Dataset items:
---+---

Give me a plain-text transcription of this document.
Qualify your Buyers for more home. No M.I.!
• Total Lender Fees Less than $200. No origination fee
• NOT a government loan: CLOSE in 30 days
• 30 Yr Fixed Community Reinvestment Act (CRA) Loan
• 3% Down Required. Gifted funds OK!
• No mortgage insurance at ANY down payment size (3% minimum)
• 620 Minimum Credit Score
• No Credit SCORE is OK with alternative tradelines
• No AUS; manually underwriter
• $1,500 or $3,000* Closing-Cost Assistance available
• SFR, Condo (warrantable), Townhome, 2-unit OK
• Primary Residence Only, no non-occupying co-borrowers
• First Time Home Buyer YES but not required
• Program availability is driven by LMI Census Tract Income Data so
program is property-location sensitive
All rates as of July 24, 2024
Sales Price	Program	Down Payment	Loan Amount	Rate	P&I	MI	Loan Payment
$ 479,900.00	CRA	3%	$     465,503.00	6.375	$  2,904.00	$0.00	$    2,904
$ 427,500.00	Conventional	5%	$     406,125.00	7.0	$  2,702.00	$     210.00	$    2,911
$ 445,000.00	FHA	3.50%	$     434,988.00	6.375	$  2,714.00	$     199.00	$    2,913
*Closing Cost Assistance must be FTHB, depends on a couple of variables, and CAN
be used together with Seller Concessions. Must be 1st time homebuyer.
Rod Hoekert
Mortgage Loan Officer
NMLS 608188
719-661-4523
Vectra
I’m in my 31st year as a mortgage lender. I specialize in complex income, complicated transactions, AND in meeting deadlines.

---+---

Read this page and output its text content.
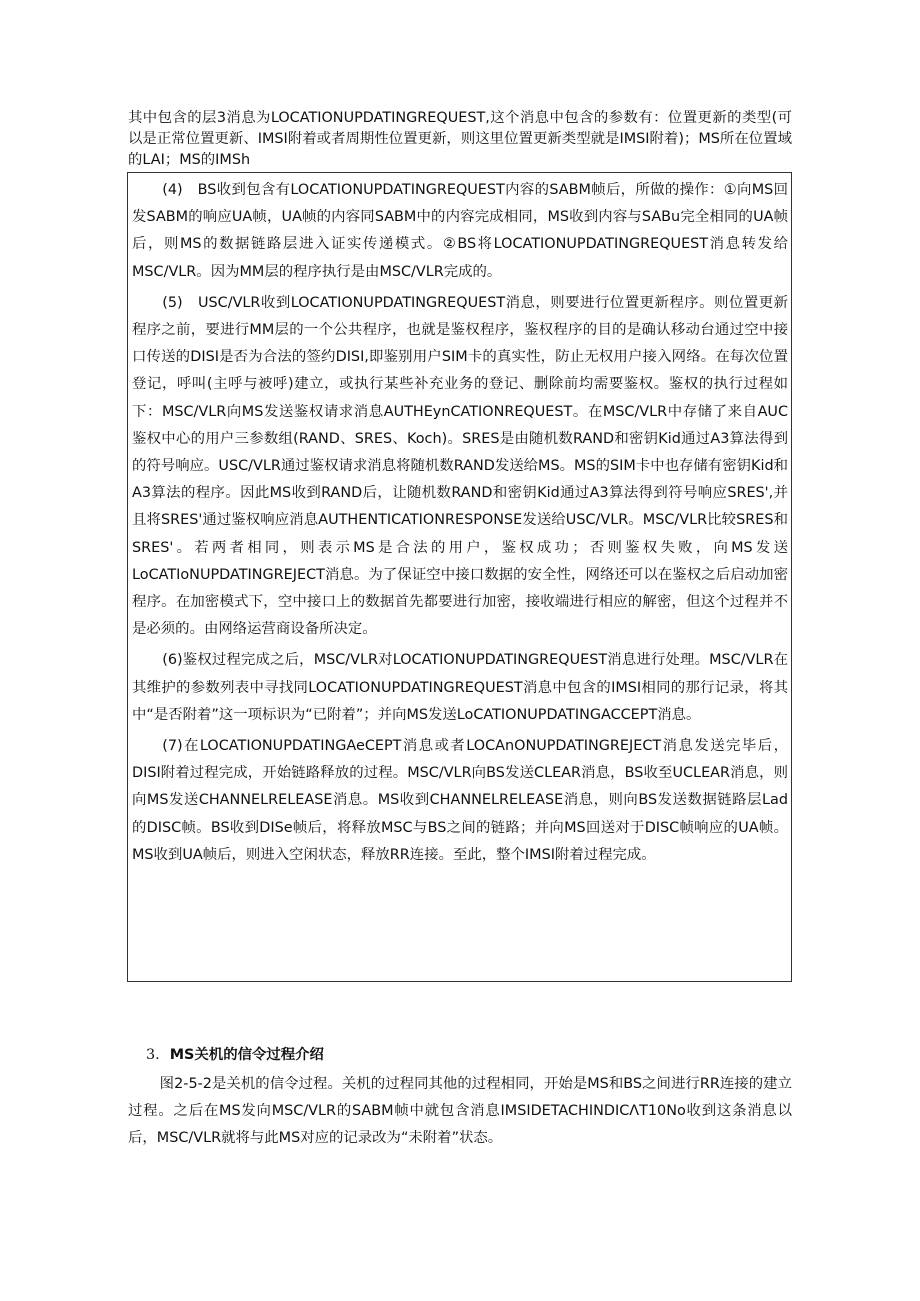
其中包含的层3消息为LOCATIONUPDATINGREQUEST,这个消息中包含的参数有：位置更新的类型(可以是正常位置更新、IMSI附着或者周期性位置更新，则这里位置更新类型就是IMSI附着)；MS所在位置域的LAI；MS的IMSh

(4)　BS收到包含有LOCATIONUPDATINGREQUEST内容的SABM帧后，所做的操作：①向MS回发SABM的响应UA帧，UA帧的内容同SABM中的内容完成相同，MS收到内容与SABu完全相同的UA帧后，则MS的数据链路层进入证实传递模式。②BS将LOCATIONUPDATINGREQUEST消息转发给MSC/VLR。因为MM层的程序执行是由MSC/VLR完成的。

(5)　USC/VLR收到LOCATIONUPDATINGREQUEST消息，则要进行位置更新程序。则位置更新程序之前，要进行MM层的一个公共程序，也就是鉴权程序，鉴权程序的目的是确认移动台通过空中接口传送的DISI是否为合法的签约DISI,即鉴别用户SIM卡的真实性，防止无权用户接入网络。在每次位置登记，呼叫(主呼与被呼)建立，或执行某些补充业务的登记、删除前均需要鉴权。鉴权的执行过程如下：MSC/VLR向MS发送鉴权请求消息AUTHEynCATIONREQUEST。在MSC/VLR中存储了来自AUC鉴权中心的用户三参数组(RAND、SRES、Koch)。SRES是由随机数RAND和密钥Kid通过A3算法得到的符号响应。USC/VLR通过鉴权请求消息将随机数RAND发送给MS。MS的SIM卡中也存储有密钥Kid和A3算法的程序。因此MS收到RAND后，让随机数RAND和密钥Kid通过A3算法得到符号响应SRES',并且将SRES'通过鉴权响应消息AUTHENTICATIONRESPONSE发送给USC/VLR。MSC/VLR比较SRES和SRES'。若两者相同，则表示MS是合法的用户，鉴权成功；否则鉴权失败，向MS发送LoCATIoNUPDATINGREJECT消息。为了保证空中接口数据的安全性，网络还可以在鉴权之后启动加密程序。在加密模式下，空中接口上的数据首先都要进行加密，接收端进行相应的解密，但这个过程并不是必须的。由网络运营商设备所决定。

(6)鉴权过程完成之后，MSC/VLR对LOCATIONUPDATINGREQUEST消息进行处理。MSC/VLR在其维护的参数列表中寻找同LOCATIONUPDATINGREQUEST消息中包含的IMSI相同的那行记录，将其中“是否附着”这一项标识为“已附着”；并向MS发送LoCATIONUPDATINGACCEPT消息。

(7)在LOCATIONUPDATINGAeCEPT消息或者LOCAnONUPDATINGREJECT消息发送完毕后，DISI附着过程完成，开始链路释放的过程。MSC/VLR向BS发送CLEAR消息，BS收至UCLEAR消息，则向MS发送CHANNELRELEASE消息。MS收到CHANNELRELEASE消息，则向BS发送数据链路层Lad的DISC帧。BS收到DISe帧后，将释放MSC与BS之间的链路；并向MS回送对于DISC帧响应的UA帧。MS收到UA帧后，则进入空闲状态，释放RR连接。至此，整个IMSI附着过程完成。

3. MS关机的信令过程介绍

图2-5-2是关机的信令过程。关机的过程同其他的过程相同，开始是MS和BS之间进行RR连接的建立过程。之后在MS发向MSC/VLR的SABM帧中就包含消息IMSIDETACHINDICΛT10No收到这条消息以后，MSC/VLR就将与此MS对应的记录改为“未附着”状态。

---+---

#### REQUEST:
Where does the word "Assistance" appear in the listing? List each line that holds it.

#### THE ANSWER:
• $1,500 or $3,000* Closing-Cost Assistance available
*Closing Cost Assistance must be FTHB, depends on a couple of variables, and CAN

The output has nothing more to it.